[HELP] Recent update (Linux Mint) hit with Grub-Install errors

Firstly, hello. I am new here but a long time lurker in the forum. I’ve recently been fed up with Windows enough to move to Linux full time. Mostly it’s been fine, a few issues here and there but part of the goal of this transisiton was to learn as well as be more on control.

I recently ran my usual apt update; apt upgrade during login and I was hit with something I’ve not seen before and I am a tad concerned since it’s claiming that the system might not boot correctly. I captured some of the output of the command just in case and I can tell you the following basics (and I will provide any information you all need) but any nudges or points in the right direction would be helpful. I am not afraid of doing work or reading but I am a tad lost on where to go at first.

I am running:

Linux Mint 20, Kernel 5.4.0-54-generic

And I have secure boot disabled on my motherboard.

Below is a snippet of the information I captured.

Installing grub to /boot/efi.
Installing for x86_64-efi platform.
grub-install: warning: Internal error.
grub-install: error: failed to register the EFI boot entry: Operation not permitted.
Installing grub to /boot/efi.
Installing for x86_64-efi platform.
grub-install: warning: Internal error.
grub-install: error: failed to register the EFI boot entry: Operation not permitted.

[Element and coordinate records]
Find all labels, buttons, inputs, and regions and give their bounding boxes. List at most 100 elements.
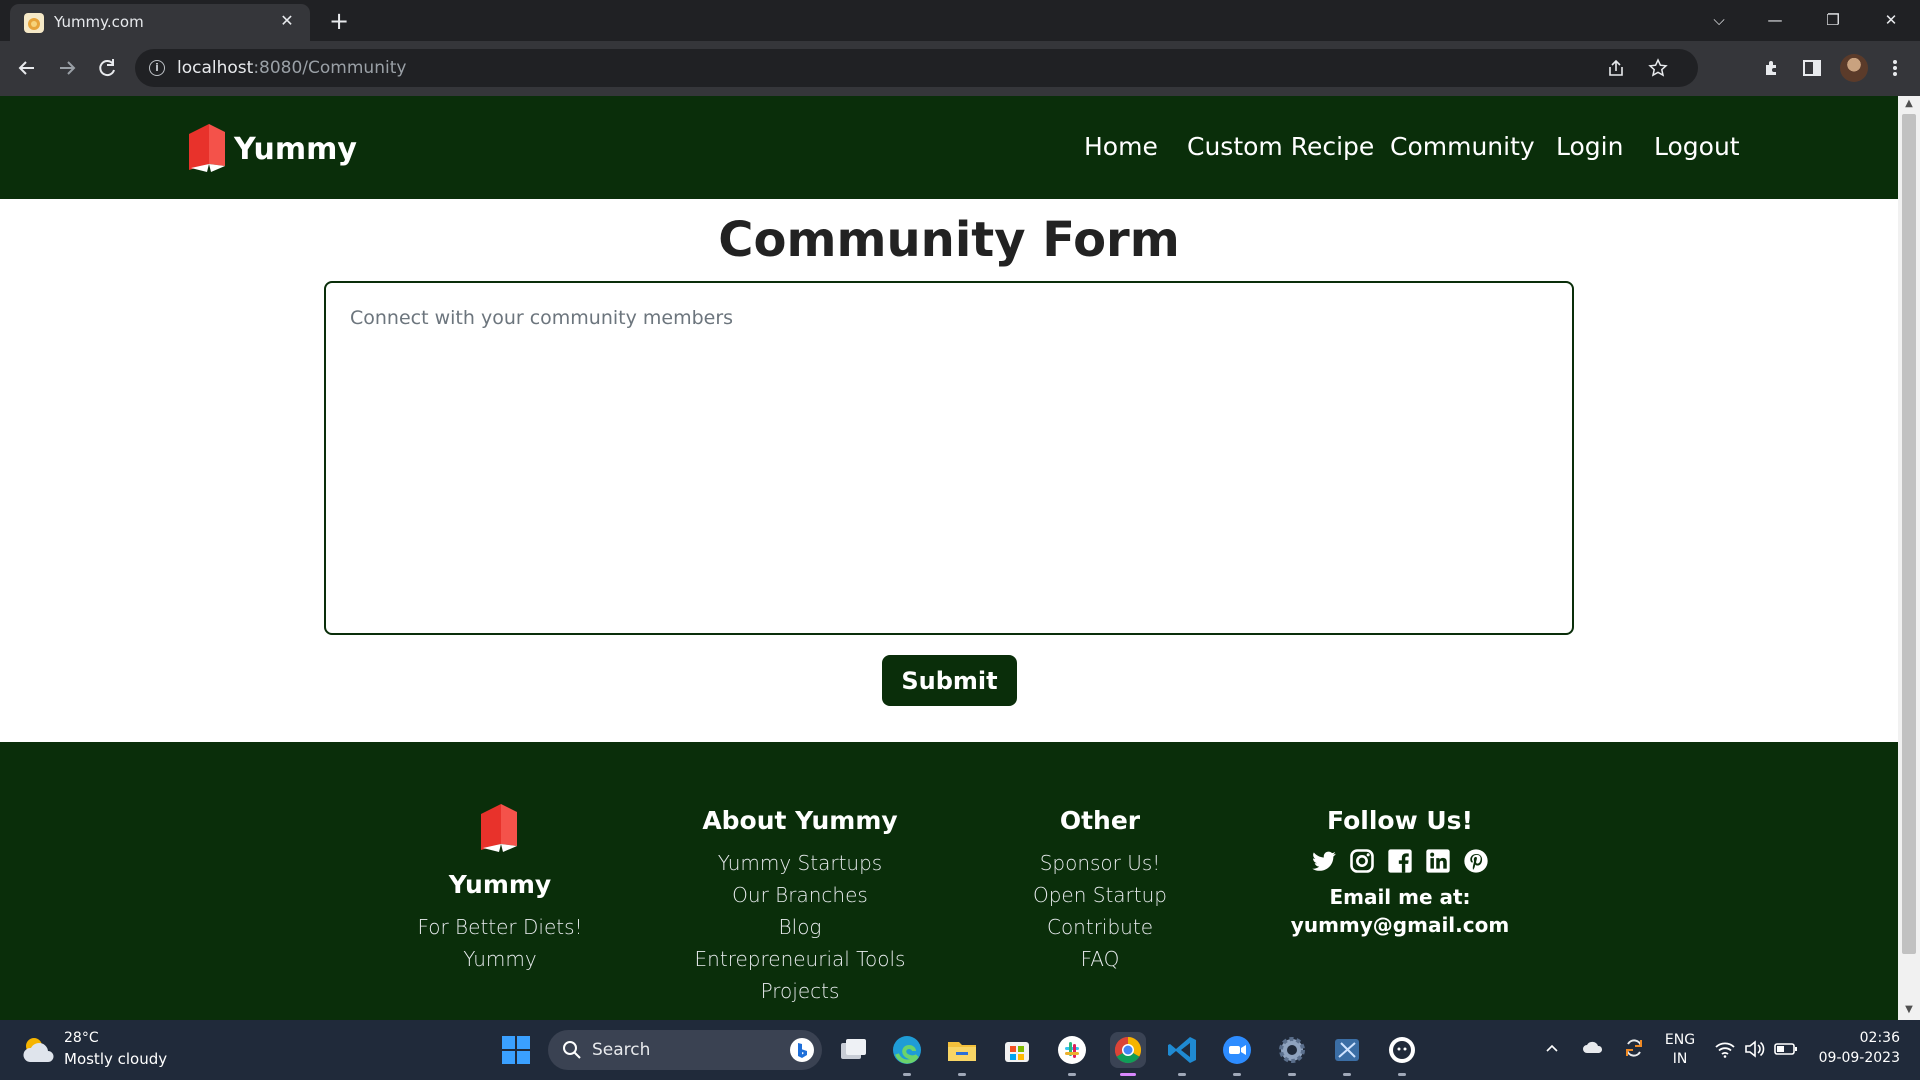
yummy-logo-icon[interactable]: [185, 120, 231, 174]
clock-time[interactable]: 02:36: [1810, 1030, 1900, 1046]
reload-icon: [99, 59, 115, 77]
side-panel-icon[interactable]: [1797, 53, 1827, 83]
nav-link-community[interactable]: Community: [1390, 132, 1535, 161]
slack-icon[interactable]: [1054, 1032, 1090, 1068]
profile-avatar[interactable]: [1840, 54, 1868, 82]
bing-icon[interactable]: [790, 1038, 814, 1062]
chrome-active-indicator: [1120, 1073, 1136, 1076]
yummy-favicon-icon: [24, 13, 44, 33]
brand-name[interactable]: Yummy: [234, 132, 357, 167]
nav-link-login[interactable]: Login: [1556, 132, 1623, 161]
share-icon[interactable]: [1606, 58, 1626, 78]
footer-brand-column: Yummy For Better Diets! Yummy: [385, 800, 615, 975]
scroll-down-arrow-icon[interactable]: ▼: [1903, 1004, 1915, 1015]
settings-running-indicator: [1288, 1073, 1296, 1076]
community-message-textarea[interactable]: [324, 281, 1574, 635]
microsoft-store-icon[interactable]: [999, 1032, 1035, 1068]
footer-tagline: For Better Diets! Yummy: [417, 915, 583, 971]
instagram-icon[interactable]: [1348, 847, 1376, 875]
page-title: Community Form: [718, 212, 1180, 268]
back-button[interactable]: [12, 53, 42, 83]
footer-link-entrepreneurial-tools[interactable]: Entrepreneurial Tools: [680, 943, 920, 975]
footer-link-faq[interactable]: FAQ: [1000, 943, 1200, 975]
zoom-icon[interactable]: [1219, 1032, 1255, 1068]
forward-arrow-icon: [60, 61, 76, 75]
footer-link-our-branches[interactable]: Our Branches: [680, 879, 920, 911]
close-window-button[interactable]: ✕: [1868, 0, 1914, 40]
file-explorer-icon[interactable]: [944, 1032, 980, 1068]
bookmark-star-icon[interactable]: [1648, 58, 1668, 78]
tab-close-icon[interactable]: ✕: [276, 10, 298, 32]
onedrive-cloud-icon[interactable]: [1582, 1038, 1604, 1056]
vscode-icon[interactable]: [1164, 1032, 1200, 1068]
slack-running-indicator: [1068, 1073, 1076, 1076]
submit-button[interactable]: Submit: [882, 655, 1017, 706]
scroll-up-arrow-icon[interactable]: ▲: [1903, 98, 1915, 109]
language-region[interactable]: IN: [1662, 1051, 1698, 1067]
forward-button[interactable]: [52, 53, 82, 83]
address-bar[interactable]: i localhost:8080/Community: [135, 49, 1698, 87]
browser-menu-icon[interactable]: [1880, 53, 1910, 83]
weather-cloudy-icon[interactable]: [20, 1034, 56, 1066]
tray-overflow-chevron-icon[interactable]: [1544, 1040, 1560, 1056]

▶ [BRIEF 1] In the records, replace "interactable" with "clickable" in the lines beginning with the line that contains "yummy-logo-icon[interactable]: [185, 120, 231, 174]" and continuing through the line that contains "forward-arrow-icon: [60, 61, 76, 75]", leaving everything else unchanged. Provide only those lines.
▶ [BRIEF 2] Carry on the forum post about the grub-install errors after Linux Mint's update, beginning after its final line.

▶ [EXERCISE RESPONSE 1]
yummy-logo-icon[clickable]: [185, 120, 231, 174]
clock-time[clickable]: 02:36: [1810, 1030, 1900, 1046]
reload-icon: [99, 59, 115, 77]
side-panel-icon[clickable]: [1797, 53, 1827, 83]
nav-link-community[clickable]: Community: [1390, 132, 1535, 161]
slack-icon[clickable]: [1054, 1032, 1090, 1068]
profile-avatar[clickable]: [1840, 54, 1868, 82]
bing-icon[clickable]: [790, 1038, 814, 1062]
chrome-active-indicator: [1120, 1073, 1136, 1076]
yummy-favicon-icon: [24, 13, 44, 33]
brand-name[clickable]: Yummy: [234, 132, 357, 167]
nav-link-login[clickable]: Login: [1556, 132, 1623, 161]
share-icon[clickable]: [1606, 58, 1626, 78]
footer-brand-column: Yummy For Better Diets! Yummy: [385, 800, 615, 975]
scroll-down-arrow-icon[clickable]: ▼: [1903, 1004, 1915, 1015]
settings-running-indicator: [1288, 1073, 1296, 1076]
community-message-textarea[clickable]: [324, 281, 1574, 635]
microsoft-store-icon[clickable]: [999, 1032, 1035, 1068]
footer-tagline: For Better Diets! Yummy: [417, 915, 583, 971]
instagram-icon[clickable]: [1348, 847, 1376, 875]
page-title: Community Form: [718, 212, 1180, 268]
back-button[clickable]: [12, 53, 42, 83]
footer-link-entrepreneurial-tools[clickable]: Entrepreneurial Tools: [680, 943, 920, 975]
footer-link-faq[clickable]: FAQ: [1000, 943, 1200, 975]
zoom-icon[clickable]: [1219, 1032, 1255, 1068]
forward-arrow-icon: [60, 61, 76, 75]

▶ [EXERCISE RESPONSE 2]
Sourcing file `/etc/default/grub'
Sourcing file `/etc/default/grub.d/50_linuxmint.cfg'
Sourcing file `/etc/default/grub.d/init-select.cfg'
Generating grub configuration file ...
Found linux image: /boot/vmlinuz-5.4.0-54-generic
Found initrd image: /boot/initrd.img-5.4.0-54-generic
Found linux image: /boot/vmlinuz-5.4.0-53-generic
Found initrd image: /boot/initrd.img-5.4.0-53-generic
Found linux image: /boot/vmlinuz-5.0.0-32-generic
Found initrd image: /boot/initrd.img-5.0.0-32-generic
Adding boot menu entry for UEFI Firmware Settings
done
Setting up grub-efi-amd64-signed (1.142.9+2.04-1ubuntu26.7) ...
Installing grub to /boot/efi.
Installing for x86_64-efi platform.
grub-install: warning: Internal error.
grub-install: error: failed to register the EFI boot entry: Operation not permitted.
Processing triggers for shim-signed (1.40.4+15+1552672080.a4a1fbe-0ubuntu2) ...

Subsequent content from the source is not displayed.